▶ Your task: From the entries below, copy every line where the string "this" appears.

(Structured figure records)
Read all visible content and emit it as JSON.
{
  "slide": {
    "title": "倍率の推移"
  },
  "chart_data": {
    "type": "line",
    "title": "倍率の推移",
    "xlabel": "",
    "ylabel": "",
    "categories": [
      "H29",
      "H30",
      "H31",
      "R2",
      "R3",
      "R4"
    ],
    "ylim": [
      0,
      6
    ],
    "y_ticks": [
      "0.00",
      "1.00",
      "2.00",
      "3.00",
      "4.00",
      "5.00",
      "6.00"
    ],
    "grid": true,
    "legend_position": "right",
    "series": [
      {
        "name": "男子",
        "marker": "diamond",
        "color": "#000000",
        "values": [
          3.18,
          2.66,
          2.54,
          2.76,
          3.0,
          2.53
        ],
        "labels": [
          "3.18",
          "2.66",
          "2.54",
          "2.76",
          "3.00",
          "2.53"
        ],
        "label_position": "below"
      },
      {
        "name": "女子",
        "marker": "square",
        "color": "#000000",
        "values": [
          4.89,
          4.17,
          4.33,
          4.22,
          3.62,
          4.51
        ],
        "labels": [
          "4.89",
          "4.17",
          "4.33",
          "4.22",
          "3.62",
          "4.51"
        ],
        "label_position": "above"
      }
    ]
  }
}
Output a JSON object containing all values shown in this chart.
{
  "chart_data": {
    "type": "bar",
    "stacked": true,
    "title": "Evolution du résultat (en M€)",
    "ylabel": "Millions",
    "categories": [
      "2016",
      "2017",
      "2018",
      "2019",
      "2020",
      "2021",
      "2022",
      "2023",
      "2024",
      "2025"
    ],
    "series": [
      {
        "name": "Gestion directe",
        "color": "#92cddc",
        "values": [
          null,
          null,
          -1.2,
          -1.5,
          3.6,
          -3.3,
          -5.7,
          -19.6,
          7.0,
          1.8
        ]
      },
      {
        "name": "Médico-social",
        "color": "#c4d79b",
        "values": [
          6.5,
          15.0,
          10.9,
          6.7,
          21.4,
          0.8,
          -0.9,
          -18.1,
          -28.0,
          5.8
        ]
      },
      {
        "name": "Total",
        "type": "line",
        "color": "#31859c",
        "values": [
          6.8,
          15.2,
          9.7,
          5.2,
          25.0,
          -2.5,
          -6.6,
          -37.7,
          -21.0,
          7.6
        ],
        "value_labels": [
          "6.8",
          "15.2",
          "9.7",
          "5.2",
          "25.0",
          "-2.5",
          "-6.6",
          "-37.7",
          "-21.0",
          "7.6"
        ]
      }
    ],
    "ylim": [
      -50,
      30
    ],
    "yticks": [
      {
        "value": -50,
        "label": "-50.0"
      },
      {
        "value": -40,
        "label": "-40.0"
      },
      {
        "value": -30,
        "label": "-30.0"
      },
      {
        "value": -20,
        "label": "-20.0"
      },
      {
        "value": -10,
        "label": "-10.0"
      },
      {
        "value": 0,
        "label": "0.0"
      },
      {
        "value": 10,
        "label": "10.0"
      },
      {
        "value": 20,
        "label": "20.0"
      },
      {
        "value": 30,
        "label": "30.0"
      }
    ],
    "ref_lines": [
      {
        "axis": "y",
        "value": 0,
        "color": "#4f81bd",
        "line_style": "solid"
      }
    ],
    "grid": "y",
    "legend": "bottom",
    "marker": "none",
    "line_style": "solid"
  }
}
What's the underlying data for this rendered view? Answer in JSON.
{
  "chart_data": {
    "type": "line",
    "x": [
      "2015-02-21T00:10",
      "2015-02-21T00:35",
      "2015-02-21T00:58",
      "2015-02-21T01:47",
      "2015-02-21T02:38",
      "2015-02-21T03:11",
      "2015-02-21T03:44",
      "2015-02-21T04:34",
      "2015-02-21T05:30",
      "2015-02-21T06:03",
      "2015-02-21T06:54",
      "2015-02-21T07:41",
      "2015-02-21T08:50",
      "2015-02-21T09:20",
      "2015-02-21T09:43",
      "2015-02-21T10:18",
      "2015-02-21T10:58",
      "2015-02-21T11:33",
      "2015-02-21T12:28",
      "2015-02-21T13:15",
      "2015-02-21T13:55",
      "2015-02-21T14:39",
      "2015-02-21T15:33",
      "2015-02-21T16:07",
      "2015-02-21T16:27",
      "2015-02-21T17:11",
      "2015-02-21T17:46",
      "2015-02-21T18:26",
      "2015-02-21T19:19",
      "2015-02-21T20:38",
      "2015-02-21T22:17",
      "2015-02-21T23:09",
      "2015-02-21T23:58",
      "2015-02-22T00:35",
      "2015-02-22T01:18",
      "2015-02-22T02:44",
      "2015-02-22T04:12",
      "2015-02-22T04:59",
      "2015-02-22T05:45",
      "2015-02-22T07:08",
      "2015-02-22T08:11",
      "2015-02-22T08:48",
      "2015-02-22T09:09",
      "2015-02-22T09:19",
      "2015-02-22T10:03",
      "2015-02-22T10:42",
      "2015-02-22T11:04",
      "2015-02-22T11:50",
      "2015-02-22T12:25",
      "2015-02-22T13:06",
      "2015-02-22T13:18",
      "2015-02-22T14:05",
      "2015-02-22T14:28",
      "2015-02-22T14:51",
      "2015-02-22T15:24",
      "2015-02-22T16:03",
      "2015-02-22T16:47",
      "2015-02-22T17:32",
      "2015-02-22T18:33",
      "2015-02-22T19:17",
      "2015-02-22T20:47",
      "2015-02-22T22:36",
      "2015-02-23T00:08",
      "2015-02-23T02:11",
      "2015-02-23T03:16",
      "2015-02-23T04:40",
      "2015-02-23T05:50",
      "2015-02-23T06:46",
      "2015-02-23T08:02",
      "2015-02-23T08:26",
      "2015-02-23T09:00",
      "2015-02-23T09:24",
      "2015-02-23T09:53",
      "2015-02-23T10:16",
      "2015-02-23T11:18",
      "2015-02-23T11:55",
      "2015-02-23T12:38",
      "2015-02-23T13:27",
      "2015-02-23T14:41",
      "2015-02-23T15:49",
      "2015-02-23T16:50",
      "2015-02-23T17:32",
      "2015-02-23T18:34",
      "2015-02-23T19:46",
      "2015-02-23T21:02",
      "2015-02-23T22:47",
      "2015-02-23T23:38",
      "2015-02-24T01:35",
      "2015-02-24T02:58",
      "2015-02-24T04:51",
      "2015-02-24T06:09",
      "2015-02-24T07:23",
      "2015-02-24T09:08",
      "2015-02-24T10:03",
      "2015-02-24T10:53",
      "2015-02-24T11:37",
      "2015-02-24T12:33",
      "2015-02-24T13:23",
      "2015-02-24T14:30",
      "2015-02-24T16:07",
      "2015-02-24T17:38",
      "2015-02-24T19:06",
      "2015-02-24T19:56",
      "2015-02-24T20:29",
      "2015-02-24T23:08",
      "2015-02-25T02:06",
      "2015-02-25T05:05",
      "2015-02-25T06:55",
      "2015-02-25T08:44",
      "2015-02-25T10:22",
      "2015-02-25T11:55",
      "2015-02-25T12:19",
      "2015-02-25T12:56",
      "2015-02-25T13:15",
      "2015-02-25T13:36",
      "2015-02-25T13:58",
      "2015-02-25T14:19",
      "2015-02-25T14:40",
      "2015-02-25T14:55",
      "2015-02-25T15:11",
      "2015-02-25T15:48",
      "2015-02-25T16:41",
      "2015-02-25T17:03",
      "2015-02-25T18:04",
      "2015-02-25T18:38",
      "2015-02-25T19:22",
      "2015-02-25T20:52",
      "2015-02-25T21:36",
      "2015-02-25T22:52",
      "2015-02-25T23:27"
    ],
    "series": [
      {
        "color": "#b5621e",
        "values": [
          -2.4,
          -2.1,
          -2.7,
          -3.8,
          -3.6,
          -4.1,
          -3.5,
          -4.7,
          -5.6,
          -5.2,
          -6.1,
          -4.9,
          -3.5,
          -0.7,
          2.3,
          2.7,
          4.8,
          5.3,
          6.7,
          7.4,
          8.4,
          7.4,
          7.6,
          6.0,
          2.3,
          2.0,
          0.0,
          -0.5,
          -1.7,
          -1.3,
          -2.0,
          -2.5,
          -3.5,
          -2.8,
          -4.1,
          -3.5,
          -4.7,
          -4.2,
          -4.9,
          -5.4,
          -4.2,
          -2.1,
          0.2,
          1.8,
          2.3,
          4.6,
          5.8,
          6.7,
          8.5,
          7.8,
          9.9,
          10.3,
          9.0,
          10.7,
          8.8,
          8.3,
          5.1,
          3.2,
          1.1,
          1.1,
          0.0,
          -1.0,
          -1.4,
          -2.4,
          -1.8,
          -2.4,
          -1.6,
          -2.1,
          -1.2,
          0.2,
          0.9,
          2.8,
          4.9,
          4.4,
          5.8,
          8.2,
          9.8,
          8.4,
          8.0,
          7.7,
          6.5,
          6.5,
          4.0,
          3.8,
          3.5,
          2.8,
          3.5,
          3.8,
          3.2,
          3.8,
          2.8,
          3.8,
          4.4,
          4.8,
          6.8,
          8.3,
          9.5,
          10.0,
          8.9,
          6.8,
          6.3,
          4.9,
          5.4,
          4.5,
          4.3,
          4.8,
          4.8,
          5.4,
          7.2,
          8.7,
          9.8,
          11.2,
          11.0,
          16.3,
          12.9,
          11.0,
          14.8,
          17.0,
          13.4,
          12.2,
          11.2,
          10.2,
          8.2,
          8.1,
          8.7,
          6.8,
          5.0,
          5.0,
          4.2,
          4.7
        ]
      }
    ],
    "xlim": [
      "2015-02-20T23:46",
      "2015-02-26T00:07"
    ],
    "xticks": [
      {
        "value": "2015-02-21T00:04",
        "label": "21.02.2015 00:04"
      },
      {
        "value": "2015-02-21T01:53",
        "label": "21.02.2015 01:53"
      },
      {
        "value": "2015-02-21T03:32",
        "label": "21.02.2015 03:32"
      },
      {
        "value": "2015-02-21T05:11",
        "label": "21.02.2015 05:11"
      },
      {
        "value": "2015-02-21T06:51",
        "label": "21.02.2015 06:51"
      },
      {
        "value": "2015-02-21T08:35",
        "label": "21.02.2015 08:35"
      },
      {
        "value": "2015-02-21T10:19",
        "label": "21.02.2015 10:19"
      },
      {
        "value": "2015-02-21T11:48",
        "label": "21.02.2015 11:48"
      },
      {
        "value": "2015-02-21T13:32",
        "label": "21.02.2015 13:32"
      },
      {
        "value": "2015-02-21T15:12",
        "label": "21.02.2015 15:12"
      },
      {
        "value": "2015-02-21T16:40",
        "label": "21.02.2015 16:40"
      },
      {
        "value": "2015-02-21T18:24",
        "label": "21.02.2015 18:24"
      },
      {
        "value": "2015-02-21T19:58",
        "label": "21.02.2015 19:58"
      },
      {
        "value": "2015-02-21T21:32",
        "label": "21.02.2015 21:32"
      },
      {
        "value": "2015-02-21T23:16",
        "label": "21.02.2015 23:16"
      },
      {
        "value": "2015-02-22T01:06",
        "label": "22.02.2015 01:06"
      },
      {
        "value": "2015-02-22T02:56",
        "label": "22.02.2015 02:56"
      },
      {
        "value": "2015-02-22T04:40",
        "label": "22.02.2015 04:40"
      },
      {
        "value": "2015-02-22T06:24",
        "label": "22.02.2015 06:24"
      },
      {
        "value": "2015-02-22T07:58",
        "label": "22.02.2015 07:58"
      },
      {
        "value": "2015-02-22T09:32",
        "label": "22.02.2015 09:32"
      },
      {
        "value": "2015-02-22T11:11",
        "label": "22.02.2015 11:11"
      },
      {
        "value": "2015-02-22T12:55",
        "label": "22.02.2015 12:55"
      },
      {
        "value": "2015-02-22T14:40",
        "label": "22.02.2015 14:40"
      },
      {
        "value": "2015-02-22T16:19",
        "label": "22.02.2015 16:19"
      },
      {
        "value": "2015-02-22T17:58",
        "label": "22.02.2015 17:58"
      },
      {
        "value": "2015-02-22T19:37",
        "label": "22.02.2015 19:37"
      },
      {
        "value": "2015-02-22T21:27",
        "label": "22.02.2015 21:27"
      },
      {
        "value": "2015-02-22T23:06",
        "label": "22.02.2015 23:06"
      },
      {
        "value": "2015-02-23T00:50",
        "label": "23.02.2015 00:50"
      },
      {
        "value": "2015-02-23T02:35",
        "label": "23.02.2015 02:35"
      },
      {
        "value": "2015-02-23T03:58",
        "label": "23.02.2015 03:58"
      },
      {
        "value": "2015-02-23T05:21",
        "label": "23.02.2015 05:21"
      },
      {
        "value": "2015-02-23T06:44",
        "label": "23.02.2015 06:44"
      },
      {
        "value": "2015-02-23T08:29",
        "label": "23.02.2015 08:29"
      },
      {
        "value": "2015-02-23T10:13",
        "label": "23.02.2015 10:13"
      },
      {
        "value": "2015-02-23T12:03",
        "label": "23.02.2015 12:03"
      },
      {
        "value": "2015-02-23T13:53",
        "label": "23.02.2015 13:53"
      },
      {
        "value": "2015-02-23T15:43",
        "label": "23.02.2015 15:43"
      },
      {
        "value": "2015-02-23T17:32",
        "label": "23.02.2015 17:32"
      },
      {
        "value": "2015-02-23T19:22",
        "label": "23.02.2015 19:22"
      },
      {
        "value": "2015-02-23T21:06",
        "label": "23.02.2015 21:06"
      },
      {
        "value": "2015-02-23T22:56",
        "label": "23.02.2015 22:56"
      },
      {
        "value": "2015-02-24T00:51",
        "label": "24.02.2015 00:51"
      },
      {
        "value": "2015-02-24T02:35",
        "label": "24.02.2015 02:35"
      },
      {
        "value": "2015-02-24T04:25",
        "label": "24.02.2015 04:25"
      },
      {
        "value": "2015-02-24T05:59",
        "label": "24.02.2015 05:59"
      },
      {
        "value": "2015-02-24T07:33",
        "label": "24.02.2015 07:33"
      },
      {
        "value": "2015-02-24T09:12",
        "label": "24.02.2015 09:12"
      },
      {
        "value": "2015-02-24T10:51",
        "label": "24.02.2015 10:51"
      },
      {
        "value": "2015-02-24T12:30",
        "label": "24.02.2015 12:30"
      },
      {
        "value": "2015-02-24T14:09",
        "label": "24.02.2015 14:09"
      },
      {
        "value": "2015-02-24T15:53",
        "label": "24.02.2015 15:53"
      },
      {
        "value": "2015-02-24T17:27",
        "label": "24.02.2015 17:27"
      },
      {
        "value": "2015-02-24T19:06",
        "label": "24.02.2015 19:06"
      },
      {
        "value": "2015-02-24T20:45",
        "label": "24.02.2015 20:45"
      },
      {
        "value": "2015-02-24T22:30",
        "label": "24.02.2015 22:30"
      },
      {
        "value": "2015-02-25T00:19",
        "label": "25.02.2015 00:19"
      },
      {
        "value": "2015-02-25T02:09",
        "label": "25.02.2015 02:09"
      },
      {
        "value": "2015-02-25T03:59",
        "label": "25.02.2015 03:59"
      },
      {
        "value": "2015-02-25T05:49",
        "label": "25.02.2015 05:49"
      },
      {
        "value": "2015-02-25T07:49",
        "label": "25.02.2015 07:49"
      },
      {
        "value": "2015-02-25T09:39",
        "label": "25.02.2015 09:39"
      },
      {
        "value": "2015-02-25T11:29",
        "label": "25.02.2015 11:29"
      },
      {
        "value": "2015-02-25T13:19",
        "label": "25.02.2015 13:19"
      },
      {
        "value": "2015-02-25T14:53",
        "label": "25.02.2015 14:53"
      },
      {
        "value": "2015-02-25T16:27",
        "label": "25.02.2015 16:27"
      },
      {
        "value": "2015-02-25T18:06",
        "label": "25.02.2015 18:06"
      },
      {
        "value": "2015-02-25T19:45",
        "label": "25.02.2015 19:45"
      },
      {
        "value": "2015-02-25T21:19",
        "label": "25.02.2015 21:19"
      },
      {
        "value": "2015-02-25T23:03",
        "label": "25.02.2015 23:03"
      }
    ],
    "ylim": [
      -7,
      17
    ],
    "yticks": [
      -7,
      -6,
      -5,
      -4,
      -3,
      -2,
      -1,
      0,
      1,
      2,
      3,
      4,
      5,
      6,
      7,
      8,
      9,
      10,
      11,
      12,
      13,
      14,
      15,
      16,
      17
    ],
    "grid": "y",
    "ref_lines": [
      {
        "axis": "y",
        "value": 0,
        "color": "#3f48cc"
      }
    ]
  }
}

▶ Output below:
Output a JSON object containing all values shown in this chart.
What's the underlying data for this rendered view? Answer in JSON.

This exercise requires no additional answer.